Instruction
In the material below, find all lines with the string "итогов" and copy them.

+++++

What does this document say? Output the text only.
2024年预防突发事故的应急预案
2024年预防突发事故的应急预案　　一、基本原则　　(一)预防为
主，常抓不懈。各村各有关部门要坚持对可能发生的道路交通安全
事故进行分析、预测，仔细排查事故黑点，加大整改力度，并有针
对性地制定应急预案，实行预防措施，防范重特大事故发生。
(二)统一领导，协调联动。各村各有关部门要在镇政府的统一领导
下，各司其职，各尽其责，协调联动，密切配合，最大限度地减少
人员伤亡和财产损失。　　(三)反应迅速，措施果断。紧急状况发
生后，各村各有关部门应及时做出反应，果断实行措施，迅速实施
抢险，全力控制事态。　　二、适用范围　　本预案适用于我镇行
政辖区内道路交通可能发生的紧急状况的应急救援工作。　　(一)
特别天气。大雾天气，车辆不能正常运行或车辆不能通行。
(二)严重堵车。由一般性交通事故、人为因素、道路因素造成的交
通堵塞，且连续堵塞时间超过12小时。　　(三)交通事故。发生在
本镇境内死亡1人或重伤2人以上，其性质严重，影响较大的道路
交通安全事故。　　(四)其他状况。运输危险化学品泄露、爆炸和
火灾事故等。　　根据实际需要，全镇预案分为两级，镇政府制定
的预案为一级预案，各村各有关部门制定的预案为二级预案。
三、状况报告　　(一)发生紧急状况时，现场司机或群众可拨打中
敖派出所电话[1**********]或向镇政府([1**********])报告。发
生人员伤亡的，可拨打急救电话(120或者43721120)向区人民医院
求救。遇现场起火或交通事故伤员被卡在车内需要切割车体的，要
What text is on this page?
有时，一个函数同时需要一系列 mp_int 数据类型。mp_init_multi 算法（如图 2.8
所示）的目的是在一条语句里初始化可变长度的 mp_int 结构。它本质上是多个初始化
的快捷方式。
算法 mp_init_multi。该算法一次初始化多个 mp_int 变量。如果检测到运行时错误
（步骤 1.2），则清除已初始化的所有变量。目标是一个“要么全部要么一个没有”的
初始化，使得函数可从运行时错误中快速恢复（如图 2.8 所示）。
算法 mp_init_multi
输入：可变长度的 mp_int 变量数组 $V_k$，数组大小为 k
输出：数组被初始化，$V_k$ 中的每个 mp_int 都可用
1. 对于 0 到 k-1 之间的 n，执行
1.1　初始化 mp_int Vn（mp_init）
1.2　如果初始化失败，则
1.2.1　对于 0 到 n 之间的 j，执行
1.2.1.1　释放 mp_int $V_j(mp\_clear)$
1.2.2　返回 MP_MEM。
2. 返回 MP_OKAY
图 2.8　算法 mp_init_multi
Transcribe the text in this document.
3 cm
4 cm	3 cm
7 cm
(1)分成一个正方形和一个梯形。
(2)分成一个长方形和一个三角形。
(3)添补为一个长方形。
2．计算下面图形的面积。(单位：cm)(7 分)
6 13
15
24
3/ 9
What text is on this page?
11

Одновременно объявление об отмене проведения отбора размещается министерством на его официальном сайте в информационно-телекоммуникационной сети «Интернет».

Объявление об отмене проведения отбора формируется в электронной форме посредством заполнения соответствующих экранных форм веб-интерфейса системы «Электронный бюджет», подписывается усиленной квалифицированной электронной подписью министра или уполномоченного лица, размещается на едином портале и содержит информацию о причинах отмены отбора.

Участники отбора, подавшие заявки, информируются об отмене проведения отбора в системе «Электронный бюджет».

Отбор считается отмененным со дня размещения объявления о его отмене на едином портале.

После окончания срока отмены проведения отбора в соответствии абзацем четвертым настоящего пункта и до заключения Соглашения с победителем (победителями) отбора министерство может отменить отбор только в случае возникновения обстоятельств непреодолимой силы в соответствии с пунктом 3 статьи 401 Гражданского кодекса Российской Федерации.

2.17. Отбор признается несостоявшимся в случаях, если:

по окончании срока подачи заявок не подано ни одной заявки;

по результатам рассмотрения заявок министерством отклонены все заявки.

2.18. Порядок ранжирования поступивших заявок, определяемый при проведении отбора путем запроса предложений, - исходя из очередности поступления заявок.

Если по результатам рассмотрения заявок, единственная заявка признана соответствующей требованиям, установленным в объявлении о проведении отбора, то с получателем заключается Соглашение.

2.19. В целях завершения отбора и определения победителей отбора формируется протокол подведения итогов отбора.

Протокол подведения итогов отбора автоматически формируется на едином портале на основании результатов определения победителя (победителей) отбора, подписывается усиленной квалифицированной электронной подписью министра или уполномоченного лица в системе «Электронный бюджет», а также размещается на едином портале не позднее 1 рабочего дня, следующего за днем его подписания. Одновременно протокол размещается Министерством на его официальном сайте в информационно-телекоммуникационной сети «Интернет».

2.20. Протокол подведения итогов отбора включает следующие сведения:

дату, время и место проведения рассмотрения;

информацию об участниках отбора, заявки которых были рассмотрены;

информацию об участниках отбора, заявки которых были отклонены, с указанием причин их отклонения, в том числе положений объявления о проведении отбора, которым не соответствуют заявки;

+++++

Result of the exercise
2.19. В целях завершения отбора и определения победителей отбора формируется протокол подведения итогов отбора.
Протокол подведения итогов отбора автоматически формируется на едином портале на основании результатов определения победителя (победителей) отбора, подписывается усиленной квалифицированной электронной подписью министра или уполномоченного лица в системе «Электронный бюджет», а также размещается на едином портале не позднее 1 рабочего дня, следующего за днем его подписания. Одновременно протокол размещается Министерством на его официальном сайте в информационно-телекоммуникационной сети «Интернет».
2.20. Протокол подведения итогов отбора включает следующие сведения:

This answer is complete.